--- START ---

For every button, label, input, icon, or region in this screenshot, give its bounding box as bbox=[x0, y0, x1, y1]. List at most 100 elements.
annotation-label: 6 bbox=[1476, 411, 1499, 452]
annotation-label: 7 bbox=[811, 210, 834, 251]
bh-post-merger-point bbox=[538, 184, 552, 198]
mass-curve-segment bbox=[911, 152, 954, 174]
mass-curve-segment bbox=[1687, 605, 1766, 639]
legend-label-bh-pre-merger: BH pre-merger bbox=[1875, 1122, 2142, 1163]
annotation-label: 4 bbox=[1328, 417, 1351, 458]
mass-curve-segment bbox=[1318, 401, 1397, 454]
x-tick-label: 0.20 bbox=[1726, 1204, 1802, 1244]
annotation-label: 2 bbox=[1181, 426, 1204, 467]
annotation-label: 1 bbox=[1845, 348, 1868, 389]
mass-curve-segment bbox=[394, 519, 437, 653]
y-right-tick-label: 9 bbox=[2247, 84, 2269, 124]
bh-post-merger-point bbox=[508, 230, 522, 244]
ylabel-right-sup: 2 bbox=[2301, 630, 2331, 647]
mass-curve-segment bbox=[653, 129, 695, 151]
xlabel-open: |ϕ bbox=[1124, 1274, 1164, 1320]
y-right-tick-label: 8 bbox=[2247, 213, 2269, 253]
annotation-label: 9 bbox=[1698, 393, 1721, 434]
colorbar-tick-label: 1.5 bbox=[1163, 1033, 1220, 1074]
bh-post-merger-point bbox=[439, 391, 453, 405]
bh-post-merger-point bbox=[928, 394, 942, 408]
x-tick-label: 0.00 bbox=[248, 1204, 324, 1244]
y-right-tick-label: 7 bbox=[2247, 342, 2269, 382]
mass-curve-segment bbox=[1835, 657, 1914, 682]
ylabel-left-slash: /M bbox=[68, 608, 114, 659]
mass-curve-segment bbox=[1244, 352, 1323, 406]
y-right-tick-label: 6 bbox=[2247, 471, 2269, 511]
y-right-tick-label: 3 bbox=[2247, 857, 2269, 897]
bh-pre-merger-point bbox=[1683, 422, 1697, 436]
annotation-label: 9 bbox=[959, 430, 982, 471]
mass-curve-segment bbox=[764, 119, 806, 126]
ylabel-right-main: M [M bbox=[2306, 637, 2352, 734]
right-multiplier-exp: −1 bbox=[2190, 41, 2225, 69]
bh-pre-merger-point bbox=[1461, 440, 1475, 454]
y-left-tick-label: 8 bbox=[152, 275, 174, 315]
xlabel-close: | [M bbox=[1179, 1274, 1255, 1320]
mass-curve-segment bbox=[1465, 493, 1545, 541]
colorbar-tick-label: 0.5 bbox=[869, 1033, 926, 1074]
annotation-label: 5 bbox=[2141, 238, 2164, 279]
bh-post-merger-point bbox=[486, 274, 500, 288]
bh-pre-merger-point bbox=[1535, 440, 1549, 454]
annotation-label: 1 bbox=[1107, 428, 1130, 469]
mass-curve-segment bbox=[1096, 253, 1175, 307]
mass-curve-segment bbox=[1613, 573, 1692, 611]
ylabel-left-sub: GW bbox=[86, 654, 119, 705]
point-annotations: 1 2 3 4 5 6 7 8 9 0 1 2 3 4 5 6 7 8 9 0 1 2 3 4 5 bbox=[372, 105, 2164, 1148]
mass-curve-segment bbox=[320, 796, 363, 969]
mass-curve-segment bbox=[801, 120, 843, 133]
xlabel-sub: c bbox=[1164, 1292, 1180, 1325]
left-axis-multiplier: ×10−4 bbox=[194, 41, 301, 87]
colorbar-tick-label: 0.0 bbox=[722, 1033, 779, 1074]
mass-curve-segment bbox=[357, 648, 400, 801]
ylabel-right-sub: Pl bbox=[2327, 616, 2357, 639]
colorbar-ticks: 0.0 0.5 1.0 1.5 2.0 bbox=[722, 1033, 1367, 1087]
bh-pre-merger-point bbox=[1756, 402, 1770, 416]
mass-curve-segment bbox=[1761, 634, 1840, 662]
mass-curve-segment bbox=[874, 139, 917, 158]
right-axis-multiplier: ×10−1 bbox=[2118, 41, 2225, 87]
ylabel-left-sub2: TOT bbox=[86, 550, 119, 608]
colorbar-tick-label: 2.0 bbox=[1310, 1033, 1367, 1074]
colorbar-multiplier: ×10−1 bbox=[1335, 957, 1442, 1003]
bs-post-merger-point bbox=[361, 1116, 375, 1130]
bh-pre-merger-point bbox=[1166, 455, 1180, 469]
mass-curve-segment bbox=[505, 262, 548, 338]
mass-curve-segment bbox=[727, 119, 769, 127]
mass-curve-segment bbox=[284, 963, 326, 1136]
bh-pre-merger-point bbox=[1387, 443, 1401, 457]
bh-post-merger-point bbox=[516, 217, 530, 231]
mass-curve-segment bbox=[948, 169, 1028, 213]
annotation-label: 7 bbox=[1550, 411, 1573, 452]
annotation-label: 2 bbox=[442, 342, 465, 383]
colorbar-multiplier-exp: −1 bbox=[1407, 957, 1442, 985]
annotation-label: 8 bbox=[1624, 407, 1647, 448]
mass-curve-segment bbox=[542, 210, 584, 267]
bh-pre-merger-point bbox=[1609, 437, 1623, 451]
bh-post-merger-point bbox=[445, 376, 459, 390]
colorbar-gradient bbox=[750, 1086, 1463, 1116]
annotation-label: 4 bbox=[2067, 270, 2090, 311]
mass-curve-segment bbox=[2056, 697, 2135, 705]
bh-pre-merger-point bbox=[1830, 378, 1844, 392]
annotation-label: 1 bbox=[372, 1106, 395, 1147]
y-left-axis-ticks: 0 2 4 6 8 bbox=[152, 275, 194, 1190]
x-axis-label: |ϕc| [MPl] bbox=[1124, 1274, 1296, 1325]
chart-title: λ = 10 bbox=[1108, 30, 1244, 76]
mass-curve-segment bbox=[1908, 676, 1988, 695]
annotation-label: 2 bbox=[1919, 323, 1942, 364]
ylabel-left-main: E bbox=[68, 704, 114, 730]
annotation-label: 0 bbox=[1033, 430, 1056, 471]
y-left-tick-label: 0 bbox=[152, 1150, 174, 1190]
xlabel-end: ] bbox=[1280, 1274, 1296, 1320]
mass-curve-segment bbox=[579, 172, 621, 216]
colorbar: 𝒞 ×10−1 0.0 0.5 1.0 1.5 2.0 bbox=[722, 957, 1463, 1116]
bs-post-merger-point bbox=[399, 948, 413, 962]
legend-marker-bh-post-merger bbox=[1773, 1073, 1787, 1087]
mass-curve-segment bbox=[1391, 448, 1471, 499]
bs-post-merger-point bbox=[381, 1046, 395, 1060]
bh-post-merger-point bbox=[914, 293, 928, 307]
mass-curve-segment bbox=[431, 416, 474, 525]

--- END ---

Exercise details: Please format every line of the items above as a numbered list, leaving out any blank lines.

Solution:
1. For every button, label, input, icon, or region in this screenshot, give its bounding box as bbox=[x0, y0, x1, y1]. List at most 100 elements.
2. annotation-label: 6 bbox=[1476, 411, 1499, 452]
3. annotation-label: 7 bbox=[811, 210, 834, 251]
4. bh-post-merger-point bbox=[538, 184, 552, 198]
5. mass-curve-segment bbox=[911, 152, 954, 174]
6. mass-curve-segment bbox=[1687, 605, 1766, 639]
7. legend-label-bh-pre-merger: BH pre-merger bbox=[1875, 1122, 2142, 1163]
8. annotation-label: 4 bbox=[1328, 417, 1351, 458]
9. mass-curve-segment bbox=[1318, 401, 1397, 454]
10. x-tick-label: 0.20 bbox=[1726, 1204, 1802, 1244]
11. annotation-label: 2 bbox=[1181, 426, 1204, 467]
12. annotation-label: 1 bbox=[1845, 348, 1868, 389]
13. mass-curve-segment bbox=[394, 519, 437, 653]
14. y-right-tick-label: 9 bbox=[2247, 84, 2269, 124]
15. bh-post-merger-point bbox=[508, 230, 522, 244]
16. ylabel-right-sup: 2 bbox=[2301, 630, 2331, 647]
17. mass-curve-segment bbox=[653, 129, 695, 151]
18. xlabel-open: |ϕ bbox=[1124, 1274, 1164, 1320]
19. y-right-tick-label: 8 bbox=[2247, 213, 2269, 253]
20. annotation-label: 9 bbox=[1698, 393, 1721, 434]
21. colorbar-tick-label: 1.5 bbox=[1163, 1033, 1220, 1074]
22. bh-post-merger-point bbox=[439, 391, 453, 405]
23. bh-post-merger-point bbox=[928, 394, 942, 408]
24. x-tick-label: 0.00 bbox=[248, 1204, 324, 1244]
25. y-right-tick-label: 7 bbox=[2247, 342, 2269, 382]
26. mass-curve-segment bbox=[1835, 657, 1914, 682]
27. ylabel-left-slash: /M bbox=[68, 608, 114, 659]
28. mass-curve-segment bbox=[1244, 352, 1323, 406]
29. y-right-tick-label: 6 bbox=[2247, 471, 2269, 511]
30. y-right-tick-label: 3 bbox=[2247, 857, 2269, 897]
31. bh-pre-merger-point bbox=[1683, 422, 1697, 436]
32. annotation-label: 9 bbox=[959, 430, 982, 471]
33. mass-curve-segment bbox=[764, 119, 806, 126]
34. ylabel-right-main: M [M bbox=[2306, 637, 2352, 734]
35. right-multiplier-exp: −1 bbox=[2190, 41, 2225, 69]
36. bh-pre-merger-point bbox=[1461, 440, 1475, 454]
37. y-left-tick-label: 8 bbox=[152, 275, 174, 315]
38. xlabel-close: | [M bbox=[1179, 1274, 1255, 1320]
39. mass-curve-segment bbox=[1465, 493, 1545, 541]
40. colorbar-tick-label: 0.5 bbox=[869, 1033, 926, 1074]
41. annotation-label: 5 bbox=[2141, 238, 2164, 279]
42. bh-post-merger-point bbox=[486, 274, 500, 288]
43. bh-pre-merger-point bbox=[1535, 440, 1549, 454]
44. annotation-label: 1 bbox=[1107, 428, 1130, 469]
45. mass-curve-segment bbox=[1096, 253, 1175, 307]
46. mass-curve-segment bbox=[1613, 573, 1692, 611]
47. ylabel-left-sub: GW bbox=[86, 654, 119, 705]
48. point-annotations: 1 2 3 4 5 6 7 8 9 0 1 2 3 4 5 6 7 8 9 0 1 2 3 4 5 bbox=[372, 105, 2164, 1148]
49. mass-curve-segment bbox=[320, 796, 363, 969]
50. mass-curve-segment bbox=[801, 120, 843, 133]
51. xlabel-sub: c bbox=[1164, 1292, 1180, 1325]
52. left-axis-multiplier: ×10−4 bbox=[194, 41, 301, 87]
53. colorbar-tick-label: 0.0 bbox=[722, 1033, 779, 1074]
54. mass-curve-segment bbox=[357, 648, 400, 801]
55. ylabel-right-sub: Pl bbox=[2327, 616, 2357, 639]
56. colorbar-ticks: 0.0 0.5 1.0 1.5 2.0 bbox=[722, 1033, 1367, 1087]
57. bh-pre-merger-point bbox=[1756, 402, 1770, 416]
58. mass-curve-segment bbox=[1761, 634, 1840, 662]
59. mass-curve-segment bbox=[874, 139, 917, 158]
60. right-axis-multiplier: ×10−1 bbox=[2118, 41, 2225, 87]
61. ylabel-left-sub2: TOT bbox=[86, 550, 119, 608]
62. colorbar-tick-label: 2.0 bbox=[1310, 1033, 1367, 1074]
63. colorbar-multiplier: ×10−1 bbox=[1335, 957, 1442, 1003]
64. bs-post-merger-point bbox=[361, 1116, 375, 1130]
65. bh-pre-merger-point bbox=[1166, 455, 1180, 469]
66. mass-curve-segment bbox=[505, 262, 548, 338]
67. mass-curve-segment bbox=[727, 119, 769, 127]
68. mass-curve-segment bbox=[284, 963, 326, 1136]
69. bh-pre-merger-point bbox=[1387, 443, 1401, 457]
70. bh-post-merger-point bbox=[516, 217, 530, 231]
71. mass-curve-segment bbox=[948, 169, 1028, 213]
72. annotation-label: 7 bbox=[1550, 411, 1573, 452]
73. annotation-label: 2 bbox=[442, 342, 465, 383]
74. colorbar-multiplier-exp: −1 bbox=[1407, 957, 1442, 985]
75. annotation-label: 8 bbox=[1624, 407, 1647, 448]
76. mass-curve-segment bbox=[542, 210, 584, 267]
77. bh-pre-merger-point bbox=[1609, 437, 1623, 451]
78. bh-post-merger-point bbox=[445, 376, 459, 390]
79. colorbar-gradient bbox=[750, 1086, 1463, 1116]
80. annotation-label: 4 bbox=[2067, 270, 2090, 311]
81. mass-curve-segment bbox=[2056, 697, 2135, 705]
82. bh-pre-merger-point bbox=[1830, 378, 1844, 392]
83. annotation-label: 1 bbox=[372, 1106, 395, 1147]
84. y-left-axis-ticks: 0 2 4 6 8 bbox=[152, 275, 194, 1190]
85. x-axis-label: |ϕc| [MPl] bbox=[1124, 1274, 1296, 1325]
86. chart-title: λ = 10 bbox=[1108, 30, 1244, 76]
87. mass-curve-segment bbox=[1908, 676, 1988, 695]
88. annotation-label: 2 bbox=[1919, 323, 1942, 364]
89. ylabel-left-main: E bbox=[68, 704, 114, 730]
90. annotation-label: 0 bbox=[1033, 430, 1056, 471]
91. y-left-tick-label: 0 bbox=[152, 1150, 174, 1190]
92. xlabel-end: ] bbox=[1280, 1274, 1296, 1320]
93. mass-curve-segment bbox=[579, 172, 621, 216]
94. colorbar: 𝒞 ×10−1 0.0 0.5 1.0 1.5 2.0 bbox=[722, 957, 1463, 1116]
95. bs-post-merger-point bbox=[399, 948, 413, 962]
96. legend-marker-bh-post-merger bbox=[1773, 1073, 1787, 1087]
97. mass-curve-segment bbox=[1391, 448, 1471, 499]
98. bs-post-merger-point bbox=[381, 1046, 395, 1060]
99. bh-post-merger-point bbox=[914, 293, 928, 307]
100. mass-curve-segment bbox=[431, 416, 474, 525]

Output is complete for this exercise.